(Records)
((
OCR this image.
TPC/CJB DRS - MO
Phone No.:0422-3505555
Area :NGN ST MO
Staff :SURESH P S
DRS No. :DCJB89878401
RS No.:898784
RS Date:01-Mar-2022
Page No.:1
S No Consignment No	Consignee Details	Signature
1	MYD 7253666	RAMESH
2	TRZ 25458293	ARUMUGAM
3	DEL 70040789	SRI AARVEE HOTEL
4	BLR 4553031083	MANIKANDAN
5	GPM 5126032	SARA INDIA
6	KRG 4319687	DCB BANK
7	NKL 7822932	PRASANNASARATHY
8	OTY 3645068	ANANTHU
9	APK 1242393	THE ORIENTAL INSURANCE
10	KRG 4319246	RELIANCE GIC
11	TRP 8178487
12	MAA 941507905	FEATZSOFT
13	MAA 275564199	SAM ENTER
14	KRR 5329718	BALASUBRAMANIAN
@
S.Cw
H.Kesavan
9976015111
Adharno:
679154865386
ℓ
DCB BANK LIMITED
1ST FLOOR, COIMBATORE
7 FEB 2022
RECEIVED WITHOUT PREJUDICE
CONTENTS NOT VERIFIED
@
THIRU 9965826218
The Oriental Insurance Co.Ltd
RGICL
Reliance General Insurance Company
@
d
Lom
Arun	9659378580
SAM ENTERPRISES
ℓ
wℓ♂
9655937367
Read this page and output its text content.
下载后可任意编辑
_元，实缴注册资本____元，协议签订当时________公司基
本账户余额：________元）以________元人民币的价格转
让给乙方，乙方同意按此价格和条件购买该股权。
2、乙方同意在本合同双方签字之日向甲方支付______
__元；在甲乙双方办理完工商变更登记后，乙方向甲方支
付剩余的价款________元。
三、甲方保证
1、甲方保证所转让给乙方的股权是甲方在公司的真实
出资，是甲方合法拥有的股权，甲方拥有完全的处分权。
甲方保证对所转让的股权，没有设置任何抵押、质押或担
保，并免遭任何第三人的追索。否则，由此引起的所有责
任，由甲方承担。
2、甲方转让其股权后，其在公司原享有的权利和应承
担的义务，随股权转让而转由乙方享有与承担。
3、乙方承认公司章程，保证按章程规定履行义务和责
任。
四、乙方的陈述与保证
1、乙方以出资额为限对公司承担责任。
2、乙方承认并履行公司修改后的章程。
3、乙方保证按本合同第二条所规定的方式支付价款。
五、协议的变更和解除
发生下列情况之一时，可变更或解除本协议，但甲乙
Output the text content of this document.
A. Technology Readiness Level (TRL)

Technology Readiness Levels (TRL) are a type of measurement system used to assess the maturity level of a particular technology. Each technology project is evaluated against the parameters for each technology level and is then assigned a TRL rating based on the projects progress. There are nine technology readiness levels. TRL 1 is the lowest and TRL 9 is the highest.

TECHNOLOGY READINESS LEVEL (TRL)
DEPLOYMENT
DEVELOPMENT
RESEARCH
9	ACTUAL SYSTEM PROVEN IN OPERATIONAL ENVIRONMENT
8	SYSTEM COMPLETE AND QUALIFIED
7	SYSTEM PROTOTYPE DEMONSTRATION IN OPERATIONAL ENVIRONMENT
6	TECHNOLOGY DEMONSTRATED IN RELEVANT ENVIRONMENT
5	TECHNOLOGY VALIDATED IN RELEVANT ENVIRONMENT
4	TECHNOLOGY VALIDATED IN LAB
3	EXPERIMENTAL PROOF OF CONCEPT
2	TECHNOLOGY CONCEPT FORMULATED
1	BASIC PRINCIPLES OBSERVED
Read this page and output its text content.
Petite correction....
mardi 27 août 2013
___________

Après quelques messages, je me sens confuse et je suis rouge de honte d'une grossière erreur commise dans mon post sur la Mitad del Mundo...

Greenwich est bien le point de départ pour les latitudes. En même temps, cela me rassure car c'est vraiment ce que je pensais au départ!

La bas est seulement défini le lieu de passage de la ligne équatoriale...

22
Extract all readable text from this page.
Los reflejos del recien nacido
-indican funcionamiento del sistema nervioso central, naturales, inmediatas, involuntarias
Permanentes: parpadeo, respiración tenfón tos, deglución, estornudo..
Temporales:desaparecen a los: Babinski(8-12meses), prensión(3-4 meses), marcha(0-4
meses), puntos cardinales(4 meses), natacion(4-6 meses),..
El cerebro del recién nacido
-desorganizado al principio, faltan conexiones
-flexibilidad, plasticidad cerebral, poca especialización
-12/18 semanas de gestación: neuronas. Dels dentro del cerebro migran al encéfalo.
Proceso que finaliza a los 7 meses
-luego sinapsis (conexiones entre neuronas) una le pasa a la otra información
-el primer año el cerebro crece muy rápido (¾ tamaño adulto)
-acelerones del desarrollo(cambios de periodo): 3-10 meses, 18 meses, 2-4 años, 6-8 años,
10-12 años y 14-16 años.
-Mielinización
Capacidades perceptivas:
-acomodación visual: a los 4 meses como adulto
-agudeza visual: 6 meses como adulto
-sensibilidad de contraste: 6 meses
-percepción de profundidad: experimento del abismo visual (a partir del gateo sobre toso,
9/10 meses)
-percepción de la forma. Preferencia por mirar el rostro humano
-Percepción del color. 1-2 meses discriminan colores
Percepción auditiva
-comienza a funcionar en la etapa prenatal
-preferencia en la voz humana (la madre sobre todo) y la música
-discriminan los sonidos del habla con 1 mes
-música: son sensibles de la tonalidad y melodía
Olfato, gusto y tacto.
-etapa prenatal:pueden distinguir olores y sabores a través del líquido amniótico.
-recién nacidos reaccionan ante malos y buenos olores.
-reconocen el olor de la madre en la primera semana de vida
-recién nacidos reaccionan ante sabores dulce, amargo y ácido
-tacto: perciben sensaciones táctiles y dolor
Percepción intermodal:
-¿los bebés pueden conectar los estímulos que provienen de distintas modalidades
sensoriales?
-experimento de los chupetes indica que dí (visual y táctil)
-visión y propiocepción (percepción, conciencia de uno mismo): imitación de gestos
))
* [Short task]
Pull out every line of the entries that includes the word "etapa".

* [Written response]
-comienza a funcionar en la etapa prenatal
-etapa prenatal:pueden distinguir olores y sabores a través del líquido amniótico.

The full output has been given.